→ **Consigne écrite 1**:
Répondez à ces questions sur l'article consacré à Gérard Vignat :
(a) Quel guide lui a attribué sa première étoile ?
(b) Dans quelle école hôtelière a-t-il fait ses armes ?
(c) Combien d'années est-il parti vivre au Japon ?

→ **Texte cité**:
* * *

Gérard
Vignat voit la vie en rose
De
notre correspondant Mehdi
Gérard
Vignat est l'enfant prodige des inclassables
étoilés de la région. Propriétaire de L'Auberge
de Fond Rose, récompensé par le Guide Rouge
qui lui a attribué sa première étoile, le
protégé de Pierre Orsi s'est assis près
de ses pairs, et il voit la vie en rose, bien sûr.
La
petite auberge des quais de Saône a fait son
chemin depuis 5 ans grâce au parcours de son
boss qui a trouvé dans l'art culinaire une
autre manière de s'évader. La vocation
apparaît très jeune dans son village natal de
Saint Jean de Bornay, lorsque son oncle lui
raconte ses péripéties transatlantiques dans
les cuisines du Liberté, paquebot de
luxe faisant le lien Le Havre-NYC.
Il
n'aura néanmoins pas l'occasion de voyager
tout de suite. Il doit d'abord apprendre et
c'est à l'école hôtelière de Grenoble, Lesdiguières,
qu'il fait ses armes. En 1980, Gérard
rencontre celui qui deviendra son mentor, Pierre
Orsi, chez qui il apprendra à ne pas compter
les heures et à être exigeant envers lui même : « Pierre
Orsi était très dur envers lui même, mais il
donnait beaucoup à ses employés ».
Orsi ne perdra plus son protégé de vue en lui
ouvrant les portes des plus grandes maisons dans
la région.
1983,
Bocuse accueille le jeune chef de partie
qui travaille sous la hulotte de Roger
Jalloux à l'Abbaye de Collonges. Il y
apprend le travail en brigade et les bases des
sauces traditionnelles. Ensuite il entre chez Georges
Blanc puis 1 an ½ plus tard chez Jacques
Chibois à Cannes où il sera second de
cuisine. Ayant fait son armée au Sénégal dans
la marine, l'envie d'évasion reprend le
dessus, et suivant Pierre Orsi dans son aventure
nipponne, il partira vivre 8 ans au Japon.
Chef
de cuisine dans un Relais et Château,
« Gérard San » parvient rapidement
à s'adapter à son nouvel environnement.

* * *

→ **Consigne écrite 2**: Reproduisez à l'identique les lignes des entrées, depuis leur première ligne jusqu'à celle qui contient « plazo-input[interactable] [693, 450, 770, 470] », toutes deux incluses.

Listes de zones annotées

* * *

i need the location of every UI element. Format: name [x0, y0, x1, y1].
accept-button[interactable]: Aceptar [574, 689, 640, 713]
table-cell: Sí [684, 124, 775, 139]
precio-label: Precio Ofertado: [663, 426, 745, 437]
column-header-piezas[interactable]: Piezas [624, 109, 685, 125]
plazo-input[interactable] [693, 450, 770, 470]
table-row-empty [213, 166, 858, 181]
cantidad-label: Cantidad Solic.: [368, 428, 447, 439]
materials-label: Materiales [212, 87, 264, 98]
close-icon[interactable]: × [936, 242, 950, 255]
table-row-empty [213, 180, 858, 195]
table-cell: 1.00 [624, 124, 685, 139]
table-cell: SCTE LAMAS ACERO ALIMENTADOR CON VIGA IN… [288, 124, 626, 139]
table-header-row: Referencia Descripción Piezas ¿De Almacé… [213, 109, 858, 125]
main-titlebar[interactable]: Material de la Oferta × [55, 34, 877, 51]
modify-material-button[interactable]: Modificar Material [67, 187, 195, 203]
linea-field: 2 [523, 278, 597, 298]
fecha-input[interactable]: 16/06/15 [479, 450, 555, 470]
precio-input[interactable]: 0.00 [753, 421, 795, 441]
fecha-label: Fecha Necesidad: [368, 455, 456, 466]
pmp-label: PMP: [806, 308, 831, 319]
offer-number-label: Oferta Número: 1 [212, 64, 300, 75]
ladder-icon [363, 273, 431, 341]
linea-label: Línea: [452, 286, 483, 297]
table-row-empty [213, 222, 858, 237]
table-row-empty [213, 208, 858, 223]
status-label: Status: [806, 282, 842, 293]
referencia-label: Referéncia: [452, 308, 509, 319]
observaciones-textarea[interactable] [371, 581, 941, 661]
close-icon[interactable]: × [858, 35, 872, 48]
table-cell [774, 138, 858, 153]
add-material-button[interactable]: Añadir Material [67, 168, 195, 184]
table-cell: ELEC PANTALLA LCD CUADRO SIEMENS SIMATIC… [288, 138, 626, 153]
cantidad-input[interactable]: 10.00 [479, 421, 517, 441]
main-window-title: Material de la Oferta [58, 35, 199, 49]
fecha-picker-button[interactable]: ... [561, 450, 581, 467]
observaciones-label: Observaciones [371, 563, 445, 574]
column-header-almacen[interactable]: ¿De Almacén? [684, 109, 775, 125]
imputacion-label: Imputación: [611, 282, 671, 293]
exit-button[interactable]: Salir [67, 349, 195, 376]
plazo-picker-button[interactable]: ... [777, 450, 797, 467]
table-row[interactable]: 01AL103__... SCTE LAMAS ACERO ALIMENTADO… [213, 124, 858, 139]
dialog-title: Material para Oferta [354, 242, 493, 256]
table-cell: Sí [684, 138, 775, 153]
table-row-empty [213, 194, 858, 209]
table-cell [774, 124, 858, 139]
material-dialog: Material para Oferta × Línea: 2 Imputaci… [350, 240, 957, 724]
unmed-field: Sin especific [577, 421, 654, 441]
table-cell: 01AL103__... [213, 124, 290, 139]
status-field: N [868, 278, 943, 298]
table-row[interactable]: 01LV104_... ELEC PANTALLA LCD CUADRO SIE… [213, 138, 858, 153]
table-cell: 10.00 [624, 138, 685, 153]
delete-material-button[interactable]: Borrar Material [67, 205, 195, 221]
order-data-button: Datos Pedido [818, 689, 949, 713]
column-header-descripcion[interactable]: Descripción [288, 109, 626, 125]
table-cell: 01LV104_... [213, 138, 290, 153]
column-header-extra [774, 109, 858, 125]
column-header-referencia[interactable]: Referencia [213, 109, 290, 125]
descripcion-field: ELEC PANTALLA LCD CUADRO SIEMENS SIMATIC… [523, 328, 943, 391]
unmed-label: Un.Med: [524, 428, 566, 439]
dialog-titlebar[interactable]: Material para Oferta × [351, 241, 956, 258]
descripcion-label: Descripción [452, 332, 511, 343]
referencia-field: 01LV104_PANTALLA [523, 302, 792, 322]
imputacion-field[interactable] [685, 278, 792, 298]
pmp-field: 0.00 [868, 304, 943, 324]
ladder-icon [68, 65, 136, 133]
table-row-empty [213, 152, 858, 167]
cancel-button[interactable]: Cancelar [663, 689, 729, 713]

* * *

→ **Réponse 1**:
(a) Le Guide Rouge.
(b) L'école hôtelière de Grenoble, Lesdiguières.
(c) 8 ans.

→ **Réponse 2**:
i need the location of every UI element. Format: name [x0, y0, x1, y1].
accept-button[interactable]: Aceptar [574, 689, 640, 713]
table-cell: Sí [684, 124, 775, 139]
precio-label: Precio Ofertado: [663, 426, 745, 437]
column-header-piezas[interactable]: Piezas [624, 109, 685, 125]
plazo-input[interactable] [693, 450, 770, 470]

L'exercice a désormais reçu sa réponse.